## TEXTO PROPORCIONADO
Hace un par de días el aeropuerto de Buenos Aires vivió un incidente extraño, pintoresco y casi surrealista. Todo empezó cuando los mozos de equipaje de Iberia se disponían a hacer su trabajo y cargar la bodega de uno de los vuelos a Praga programados con escala en Madrid, descubriendo que una maleta gigante se movía.
Entonces dieron aviso a Seguridad Aeroportuaria, que se hizo cargo del bulto. Con algunos problemas, dadas las enormes dimensiones que tenía, lo trasladaron hasta el escáner para auscultar su interior; mientras tanto se buscó y localizó al propietario, un viajero llamado Karel Abelovsky, en la cafetería.
Cuando retornaban todos junto a los agentes, éstos ya habían empezado a abrir la maleta; se llevaron un buen susto porque Abelovsky les gritó que tuvieran cuidado. Y es que dentro había varias cajas de plástico conteniendo centenares de reptiles de todo tipo. Clasificados por especies, cada una en su caja perfectamente etiquetada, los zoólogos avisados contaron 10 boas constrictor, 8 víboras y 200 animales más pequeños. Todos vivos y coleando.
Abelovsky fue arrestado y acusado de contrabando -los ofidios procedían de Argentina, Brasil y Chile- y delito contra la salud pública, ya que las víboras eran de las especies cascabel y yarará, muy venenosas y para las que no hay antídoto en Europa. El juez le impuso una fianza de 340.000 pesos (68.000 euros) mientras los animales eran enviados al zoo bonaerense. Su valor económico se calcula en 17.000 euros.

## QUÉ HARÁS
1. Indica si cada afirmación coincide con la noticia de la maleta con reptiles y cita las palabras del texto que lo deciden: (a) el dueño de la maleta fue localizado en la cafetería; (b) los animales llegaron muertos; (c) los animales fueron enviados a un zoo de Madrid.
2. Enumera todos los países de los que, según la noticia de la maleta con reptiles, procedían los ofidios.

[Registros de origen]

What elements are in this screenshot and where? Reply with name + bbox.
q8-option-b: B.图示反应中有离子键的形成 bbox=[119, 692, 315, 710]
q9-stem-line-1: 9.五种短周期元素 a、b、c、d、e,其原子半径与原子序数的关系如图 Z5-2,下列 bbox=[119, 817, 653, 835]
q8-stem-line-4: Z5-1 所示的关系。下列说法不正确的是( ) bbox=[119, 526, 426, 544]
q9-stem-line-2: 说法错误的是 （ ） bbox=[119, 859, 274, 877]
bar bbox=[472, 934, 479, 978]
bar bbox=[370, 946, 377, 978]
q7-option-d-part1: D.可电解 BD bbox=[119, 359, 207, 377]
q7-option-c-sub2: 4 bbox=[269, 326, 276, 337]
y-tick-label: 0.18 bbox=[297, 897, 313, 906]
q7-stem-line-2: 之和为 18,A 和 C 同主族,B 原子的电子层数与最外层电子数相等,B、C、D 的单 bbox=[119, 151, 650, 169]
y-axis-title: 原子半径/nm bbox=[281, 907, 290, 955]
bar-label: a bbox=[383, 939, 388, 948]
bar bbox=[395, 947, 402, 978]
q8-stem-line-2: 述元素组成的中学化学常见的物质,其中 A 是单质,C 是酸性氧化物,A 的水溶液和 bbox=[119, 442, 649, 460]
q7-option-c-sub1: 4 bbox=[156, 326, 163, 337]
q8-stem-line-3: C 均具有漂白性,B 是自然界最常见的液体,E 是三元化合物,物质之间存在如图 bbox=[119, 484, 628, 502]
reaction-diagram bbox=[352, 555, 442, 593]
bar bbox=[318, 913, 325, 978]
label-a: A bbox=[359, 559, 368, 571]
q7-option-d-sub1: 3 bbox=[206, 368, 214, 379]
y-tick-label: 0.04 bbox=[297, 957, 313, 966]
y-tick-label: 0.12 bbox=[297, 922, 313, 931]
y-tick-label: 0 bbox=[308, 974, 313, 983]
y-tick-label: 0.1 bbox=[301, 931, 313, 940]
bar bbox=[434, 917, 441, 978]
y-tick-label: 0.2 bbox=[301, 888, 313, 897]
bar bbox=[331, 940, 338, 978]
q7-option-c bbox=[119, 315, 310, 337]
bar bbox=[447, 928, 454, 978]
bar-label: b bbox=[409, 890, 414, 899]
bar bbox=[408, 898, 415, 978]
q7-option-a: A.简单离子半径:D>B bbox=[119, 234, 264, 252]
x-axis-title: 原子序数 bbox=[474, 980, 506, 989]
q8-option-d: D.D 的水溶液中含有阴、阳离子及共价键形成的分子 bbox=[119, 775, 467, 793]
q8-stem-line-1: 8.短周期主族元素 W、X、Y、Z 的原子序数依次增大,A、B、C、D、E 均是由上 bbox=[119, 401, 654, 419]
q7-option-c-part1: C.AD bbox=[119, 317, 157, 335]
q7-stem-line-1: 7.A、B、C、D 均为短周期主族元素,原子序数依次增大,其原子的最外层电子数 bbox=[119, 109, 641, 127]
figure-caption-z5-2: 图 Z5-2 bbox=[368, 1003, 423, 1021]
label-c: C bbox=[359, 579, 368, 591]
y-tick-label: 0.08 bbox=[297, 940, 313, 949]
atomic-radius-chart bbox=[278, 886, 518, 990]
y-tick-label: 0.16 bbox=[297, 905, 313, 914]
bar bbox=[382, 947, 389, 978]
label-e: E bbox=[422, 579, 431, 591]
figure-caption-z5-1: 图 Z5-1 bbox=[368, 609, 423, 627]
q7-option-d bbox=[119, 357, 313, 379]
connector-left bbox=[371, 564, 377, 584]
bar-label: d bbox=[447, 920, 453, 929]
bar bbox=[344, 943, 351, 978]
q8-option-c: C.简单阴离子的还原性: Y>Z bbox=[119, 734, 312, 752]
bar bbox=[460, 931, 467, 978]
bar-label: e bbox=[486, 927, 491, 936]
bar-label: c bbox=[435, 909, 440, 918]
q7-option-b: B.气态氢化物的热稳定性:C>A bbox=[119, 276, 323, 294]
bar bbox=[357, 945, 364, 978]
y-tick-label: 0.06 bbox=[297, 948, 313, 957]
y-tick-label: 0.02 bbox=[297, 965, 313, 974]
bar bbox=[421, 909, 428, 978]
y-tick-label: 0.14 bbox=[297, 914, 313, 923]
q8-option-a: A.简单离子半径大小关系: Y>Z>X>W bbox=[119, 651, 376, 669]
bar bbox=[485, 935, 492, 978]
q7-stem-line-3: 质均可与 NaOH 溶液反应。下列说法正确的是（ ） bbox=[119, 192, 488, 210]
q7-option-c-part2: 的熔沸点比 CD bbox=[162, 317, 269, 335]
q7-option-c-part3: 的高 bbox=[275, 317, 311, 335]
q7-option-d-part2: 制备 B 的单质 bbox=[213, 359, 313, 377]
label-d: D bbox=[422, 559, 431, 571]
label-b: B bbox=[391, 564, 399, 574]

## SOLUCIONES
1.
(a) Sí: "se buscó y localizó al propietario, un viajero llamado Karel Abelovsky, en la cafetería".
(b) No: "Todos vivos y coleando".
(c) No: "mientras los animales eran enviados al zoo bonaerense".

2. Argentina, Brasil y Chile.